What is needed:
Give nothing except the number of lines containing the word "layer".

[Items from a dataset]

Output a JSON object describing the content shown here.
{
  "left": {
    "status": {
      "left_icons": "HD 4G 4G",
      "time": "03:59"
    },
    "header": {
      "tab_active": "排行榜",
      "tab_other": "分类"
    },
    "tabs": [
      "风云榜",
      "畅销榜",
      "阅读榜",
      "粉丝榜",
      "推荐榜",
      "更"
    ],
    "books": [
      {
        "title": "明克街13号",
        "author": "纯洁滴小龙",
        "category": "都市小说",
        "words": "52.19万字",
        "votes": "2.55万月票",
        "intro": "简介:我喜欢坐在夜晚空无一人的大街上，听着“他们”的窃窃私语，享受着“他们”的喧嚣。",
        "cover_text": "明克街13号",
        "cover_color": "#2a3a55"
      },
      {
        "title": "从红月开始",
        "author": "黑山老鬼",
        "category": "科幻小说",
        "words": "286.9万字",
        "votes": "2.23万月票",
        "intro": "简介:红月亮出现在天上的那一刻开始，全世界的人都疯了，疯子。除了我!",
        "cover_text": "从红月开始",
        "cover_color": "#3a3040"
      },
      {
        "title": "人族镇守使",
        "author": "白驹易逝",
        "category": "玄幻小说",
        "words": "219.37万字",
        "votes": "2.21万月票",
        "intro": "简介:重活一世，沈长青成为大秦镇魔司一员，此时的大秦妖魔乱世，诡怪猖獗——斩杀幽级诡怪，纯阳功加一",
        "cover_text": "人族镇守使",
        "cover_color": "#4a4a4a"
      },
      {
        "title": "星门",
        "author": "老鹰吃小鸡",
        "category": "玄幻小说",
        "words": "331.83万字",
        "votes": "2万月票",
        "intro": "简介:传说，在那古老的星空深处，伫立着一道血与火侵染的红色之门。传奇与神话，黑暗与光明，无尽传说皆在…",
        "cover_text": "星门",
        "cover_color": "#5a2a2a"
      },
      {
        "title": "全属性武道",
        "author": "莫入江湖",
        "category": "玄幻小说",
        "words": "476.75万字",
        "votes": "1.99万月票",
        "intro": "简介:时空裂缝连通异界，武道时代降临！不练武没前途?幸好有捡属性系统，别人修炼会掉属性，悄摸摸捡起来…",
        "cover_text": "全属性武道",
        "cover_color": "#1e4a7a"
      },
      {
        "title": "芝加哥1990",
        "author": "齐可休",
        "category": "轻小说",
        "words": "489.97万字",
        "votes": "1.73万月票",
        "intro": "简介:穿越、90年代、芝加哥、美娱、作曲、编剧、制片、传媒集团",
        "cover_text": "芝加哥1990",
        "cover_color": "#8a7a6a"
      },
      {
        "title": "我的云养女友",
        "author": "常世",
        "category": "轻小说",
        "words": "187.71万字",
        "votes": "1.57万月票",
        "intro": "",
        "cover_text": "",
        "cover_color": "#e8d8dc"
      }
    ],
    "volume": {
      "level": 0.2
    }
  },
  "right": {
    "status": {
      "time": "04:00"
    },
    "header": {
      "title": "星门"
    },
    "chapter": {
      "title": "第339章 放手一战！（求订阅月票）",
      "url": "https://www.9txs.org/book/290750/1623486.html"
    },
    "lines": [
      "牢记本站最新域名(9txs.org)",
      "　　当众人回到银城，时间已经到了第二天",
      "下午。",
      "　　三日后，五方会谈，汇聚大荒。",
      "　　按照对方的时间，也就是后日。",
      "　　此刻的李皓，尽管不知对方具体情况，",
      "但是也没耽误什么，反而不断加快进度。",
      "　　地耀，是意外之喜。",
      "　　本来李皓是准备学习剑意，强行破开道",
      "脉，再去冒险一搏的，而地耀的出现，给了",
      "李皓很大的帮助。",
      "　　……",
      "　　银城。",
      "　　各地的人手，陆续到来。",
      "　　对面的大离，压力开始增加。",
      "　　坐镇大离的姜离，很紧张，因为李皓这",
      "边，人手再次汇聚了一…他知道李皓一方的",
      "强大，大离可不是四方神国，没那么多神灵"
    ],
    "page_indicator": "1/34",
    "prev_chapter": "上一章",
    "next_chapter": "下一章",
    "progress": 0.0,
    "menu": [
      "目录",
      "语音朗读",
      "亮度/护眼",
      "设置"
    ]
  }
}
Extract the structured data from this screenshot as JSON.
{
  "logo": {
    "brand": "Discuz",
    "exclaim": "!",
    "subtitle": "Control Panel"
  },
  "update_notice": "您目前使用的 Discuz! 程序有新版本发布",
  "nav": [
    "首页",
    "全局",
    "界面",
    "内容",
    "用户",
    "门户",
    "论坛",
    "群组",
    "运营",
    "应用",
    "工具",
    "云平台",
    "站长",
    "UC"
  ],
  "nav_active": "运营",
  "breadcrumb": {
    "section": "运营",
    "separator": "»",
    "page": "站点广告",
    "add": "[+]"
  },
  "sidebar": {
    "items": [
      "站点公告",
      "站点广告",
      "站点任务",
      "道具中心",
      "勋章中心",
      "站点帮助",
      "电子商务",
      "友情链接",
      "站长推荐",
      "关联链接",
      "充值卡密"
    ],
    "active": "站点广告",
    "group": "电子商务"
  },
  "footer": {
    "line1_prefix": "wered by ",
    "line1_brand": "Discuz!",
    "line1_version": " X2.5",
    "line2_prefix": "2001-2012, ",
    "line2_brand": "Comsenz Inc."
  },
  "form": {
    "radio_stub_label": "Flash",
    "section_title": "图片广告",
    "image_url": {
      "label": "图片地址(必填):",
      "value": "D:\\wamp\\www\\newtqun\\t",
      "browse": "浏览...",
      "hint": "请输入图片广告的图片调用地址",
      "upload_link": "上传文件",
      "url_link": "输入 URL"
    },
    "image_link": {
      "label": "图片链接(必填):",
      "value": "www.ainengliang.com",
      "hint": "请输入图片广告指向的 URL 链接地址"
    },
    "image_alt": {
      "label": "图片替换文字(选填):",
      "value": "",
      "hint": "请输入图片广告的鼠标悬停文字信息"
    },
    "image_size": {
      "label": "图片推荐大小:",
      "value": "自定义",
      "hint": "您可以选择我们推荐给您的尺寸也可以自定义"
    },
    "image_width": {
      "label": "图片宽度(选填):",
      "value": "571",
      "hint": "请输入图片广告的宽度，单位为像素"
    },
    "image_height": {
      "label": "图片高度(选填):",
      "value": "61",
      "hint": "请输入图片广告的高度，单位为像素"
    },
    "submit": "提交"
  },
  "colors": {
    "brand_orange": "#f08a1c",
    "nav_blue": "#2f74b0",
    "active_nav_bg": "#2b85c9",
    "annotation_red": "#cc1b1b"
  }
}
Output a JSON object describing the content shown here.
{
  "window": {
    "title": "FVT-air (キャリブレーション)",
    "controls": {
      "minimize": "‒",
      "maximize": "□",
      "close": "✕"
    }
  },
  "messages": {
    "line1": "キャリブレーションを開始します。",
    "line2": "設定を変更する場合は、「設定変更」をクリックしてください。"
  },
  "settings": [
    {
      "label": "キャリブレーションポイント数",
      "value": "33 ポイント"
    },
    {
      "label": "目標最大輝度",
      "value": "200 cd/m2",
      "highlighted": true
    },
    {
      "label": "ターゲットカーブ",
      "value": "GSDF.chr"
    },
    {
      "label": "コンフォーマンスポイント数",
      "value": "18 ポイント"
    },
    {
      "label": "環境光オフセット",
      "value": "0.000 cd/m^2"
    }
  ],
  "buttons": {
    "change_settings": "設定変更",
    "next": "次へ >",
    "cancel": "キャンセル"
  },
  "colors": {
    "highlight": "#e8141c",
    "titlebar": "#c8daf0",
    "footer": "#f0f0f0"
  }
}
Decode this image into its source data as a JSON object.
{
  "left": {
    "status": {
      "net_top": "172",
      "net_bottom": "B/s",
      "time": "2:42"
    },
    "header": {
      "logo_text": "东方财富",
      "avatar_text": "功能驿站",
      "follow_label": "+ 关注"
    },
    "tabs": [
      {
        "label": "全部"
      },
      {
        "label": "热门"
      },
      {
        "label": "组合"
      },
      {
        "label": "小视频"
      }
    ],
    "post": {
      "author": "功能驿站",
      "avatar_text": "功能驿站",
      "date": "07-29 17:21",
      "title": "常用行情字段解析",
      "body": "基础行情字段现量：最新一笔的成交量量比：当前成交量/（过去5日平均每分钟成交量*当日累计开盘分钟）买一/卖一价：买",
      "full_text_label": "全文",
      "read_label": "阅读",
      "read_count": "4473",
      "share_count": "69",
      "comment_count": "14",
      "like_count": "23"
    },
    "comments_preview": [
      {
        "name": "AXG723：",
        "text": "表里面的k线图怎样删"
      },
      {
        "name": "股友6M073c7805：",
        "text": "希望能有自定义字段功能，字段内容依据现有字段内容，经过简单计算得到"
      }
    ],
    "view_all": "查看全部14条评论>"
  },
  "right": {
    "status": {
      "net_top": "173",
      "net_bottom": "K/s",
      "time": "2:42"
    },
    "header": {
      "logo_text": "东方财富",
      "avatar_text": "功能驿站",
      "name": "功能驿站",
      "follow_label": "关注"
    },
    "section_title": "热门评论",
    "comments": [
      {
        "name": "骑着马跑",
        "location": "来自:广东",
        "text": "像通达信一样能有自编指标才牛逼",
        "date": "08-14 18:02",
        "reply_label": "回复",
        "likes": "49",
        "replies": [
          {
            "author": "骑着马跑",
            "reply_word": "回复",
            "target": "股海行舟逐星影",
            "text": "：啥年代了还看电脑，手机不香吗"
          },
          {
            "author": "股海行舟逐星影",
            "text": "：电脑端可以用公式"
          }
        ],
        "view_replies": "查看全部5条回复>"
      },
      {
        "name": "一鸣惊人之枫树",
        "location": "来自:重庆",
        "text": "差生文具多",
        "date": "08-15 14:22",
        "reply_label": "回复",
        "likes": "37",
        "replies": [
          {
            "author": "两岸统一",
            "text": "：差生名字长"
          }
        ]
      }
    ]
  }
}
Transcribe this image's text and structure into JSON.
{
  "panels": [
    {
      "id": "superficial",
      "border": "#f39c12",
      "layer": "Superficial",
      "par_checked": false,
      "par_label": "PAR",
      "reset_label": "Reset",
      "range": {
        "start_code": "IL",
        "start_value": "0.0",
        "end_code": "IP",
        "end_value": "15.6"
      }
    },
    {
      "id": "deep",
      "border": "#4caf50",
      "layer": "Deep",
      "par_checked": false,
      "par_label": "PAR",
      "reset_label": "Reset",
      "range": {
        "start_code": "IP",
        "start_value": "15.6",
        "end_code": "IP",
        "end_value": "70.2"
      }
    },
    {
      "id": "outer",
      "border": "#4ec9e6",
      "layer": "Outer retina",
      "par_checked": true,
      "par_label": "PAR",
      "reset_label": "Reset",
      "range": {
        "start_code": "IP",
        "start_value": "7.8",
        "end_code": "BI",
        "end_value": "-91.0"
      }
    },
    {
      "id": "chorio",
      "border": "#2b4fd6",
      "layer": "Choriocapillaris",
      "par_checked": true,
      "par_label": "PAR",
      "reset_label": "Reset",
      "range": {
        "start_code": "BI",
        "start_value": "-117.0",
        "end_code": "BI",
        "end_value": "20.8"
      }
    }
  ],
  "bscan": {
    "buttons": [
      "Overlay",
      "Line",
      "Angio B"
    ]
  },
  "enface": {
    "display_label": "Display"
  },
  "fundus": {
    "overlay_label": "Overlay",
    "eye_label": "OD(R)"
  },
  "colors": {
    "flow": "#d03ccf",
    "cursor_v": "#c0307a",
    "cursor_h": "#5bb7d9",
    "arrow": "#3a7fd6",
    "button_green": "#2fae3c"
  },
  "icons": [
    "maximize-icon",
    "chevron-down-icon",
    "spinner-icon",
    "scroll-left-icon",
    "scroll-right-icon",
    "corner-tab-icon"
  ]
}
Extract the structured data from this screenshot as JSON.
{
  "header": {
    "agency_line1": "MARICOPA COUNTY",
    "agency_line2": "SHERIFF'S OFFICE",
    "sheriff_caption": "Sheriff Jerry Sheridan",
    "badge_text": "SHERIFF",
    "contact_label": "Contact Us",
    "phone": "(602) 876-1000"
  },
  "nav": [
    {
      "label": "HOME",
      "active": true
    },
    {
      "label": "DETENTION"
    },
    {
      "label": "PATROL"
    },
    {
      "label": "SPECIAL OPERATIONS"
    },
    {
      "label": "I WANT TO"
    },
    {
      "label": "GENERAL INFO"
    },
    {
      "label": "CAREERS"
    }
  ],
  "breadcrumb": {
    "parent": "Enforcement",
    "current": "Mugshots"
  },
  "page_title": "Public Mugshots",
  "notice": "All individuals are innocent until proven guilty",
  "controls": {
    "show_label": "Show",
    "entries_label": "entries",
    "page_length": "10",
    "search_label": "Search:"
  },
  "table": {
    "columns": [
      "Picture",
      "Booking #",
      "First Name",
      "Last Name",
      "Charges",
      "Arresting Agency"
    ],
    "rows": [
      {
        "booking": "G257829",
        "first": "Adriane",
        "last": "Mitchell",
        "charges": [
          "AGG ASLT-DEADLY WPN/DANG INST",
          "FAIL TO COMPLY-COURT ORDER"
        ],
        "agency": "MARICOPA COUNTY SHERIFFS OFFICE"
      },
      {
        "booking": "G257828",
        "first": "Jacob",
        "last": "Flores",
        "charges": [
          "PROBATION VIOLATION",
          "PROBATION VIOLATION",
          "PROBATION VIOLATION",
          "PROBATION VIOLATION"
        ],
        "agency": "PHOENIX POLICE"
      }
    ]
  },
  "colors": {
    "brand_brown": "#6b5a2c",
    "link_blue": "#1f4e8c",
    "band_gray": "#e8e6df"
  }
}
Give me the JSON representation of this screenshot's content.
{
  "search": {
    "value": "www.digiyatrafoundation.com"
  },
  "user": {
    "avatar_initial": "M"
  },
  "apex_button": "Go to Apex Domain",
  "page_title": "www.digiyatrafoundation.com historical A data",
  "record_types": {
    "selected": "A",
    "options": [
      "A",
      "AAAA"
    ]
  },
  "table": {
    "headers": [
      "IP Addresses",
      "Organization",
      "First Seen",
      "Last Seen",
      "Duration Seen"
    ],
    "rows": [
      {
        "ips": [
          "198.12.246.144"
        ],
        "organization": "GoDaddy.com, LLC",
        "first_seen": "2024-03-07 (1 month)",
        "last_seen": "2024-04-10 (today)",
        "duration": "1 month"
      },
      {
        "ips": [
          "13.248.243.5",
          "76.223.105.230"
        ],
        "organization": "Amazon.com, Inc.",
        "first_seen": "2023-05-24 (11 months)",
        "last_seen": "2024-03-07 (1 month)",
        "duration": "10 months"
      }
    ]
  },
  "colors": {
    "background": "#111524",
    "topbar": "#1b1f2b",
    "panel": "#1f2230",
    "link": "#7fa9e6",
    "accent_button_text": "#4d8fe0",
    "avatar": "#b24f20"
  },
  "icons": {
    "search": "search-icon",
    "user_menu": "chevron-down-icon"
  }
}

Complete response:
4